EXERCISE REQUIREMENTS: Identify each line in the records below that contains the word "this", and copy it.

------ STORED RECORDS

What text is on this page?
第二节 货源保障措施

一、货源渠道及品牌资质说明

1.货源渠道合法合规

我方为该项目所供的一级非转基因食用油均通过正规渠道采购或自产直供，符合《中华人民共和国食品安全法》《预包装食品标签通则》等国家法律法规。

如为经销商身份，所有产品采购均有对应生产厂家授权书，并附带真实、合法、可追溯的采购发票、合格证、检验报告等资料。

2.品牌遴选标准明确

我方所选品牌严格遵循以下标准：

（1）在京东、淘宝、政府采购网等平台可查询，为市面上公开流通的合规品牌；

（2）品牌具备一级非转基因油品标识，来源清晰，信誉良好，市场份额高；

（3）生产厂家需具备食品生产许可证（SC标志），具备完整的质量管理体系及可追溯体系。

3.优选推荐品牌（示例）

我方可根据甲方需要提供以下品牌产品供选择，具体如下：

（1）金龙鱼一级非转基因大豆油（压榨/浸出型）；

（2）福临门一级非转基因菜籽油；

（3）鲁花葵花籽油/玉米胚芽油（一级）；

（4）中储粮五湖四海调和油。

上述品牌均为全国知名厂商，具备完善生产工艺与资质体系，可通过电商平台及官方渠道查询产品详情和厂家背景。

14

------------
------ STORED RECORDS

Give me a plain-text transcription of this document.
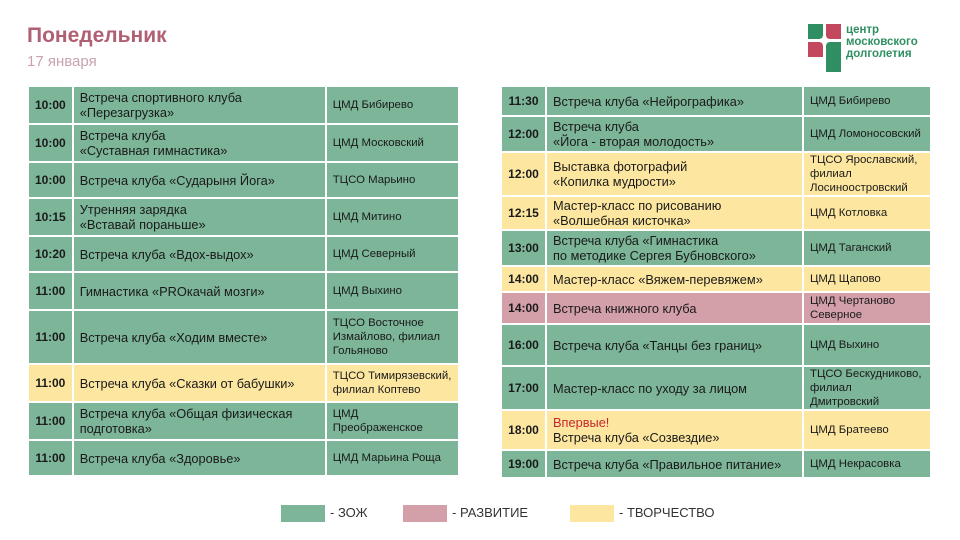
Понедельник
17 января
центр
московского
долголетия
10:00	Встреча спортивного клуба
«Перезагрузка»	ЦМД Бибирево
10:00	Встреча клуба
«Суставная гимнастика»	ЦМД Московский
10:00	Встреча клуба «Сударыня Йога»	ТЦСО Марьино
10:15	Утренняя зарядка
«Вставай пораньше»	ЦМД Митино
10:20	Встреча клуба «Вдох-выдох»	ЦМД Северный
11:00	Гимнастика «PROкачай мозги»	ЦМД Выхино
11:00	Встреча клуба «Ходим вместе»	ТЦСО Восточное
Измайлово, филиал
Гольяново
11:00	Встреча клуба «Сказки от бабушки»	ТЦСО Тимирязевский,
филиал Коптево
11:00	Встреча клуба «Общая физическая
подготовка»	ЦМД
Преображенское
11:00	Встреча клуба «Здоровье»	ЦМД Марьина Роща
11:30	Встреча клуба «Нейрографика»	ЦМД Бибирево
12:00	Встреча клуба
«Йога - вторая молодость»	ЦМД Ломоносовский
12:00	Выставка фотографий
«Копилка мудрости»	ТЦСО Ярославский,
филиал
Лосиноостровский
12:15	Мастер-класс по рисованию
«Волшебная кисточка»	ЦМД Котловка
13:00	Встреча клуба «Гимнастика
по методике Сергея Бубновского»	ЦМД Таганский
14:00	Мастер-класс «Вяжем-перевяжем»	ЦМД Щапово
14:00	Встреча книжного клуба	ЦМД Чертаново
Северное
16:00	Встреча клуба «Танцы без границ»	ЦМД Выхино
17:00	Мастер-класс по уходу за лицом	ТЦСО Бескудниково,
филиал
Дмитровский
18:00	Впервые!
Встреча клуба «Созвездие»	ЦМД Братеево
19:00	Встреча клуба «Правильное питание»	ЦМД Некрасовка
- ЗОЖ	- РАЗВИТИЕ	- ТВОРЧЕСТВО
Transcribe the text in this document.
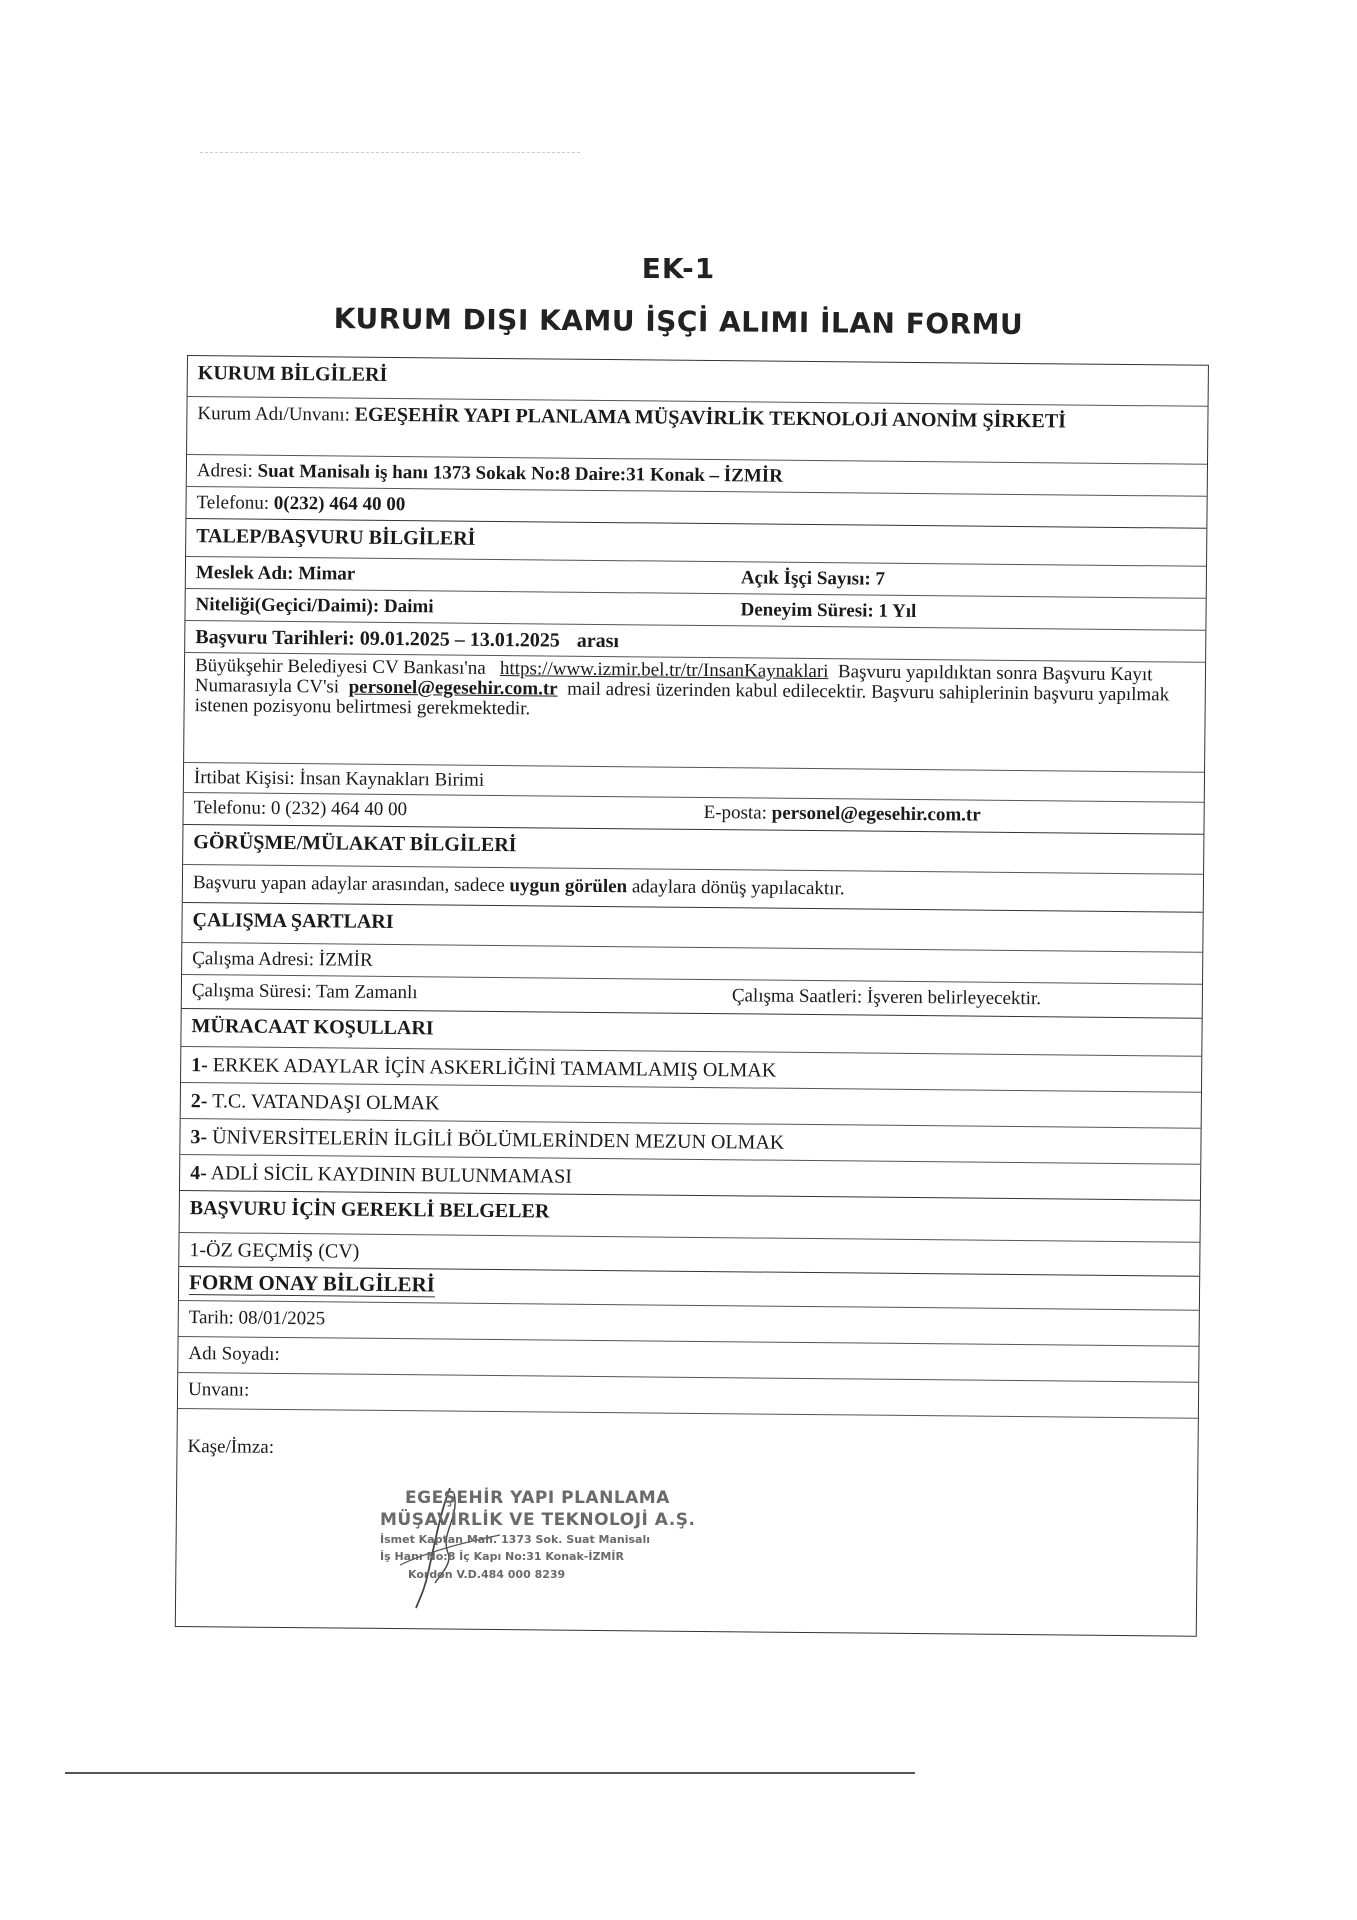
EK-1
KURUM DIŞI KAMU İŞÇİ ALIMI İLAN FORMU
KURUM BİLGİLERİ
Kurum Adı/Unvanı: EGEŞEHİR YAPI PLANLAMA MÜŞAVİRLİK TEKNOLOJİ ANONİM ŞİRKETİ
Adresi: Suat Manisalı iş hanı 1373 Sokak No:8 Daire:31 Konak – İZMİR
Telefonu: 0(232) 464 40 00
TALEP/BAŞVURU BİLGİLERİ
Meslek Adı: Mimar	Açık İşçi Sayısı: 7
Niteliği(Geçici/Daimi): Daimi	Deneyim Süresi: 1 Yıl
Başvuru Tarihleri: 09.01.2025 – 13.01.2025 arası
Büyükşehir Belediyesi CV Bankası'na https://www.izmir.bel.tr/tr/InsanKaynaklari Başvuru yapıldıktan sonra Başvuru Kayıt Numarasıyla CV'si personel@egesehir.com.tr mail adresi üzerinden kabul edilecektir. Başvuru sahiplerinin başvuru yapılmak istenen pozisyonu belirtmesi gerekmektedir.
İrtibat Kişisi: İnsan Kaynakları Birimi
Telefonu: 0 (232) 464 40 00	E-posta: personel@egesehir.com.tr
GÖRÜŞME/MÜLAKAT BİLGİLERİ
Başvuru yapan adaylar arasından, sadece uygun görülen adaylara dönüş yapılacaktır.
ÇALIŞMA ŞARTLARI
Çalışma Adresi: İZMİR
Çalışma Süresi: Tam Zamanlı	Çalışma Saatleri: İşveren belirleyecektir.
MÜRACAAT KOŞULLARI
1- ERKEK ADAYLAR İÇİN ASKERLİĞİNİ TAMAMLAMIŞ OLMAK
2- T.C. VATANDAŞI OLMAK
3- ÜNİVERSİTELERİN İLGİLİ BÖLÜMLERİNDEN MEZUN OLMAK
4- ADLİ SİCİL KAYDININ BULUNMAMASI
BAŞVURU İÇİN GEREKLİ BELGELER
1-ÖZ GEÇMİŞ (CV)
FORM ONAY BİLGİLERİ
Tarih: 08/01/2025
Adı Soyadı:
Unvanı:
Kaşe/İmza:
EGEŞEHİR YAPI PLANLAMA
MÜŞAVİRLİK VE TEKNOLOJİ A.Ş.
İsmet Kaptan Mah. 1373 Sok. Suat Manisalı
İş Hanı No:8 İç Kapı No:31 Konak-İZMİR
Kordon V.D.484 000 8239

------------

IN RESPONSE:
What text is on this page?
Give me a plain-text transcription of this document.
Transcribe the text in this document.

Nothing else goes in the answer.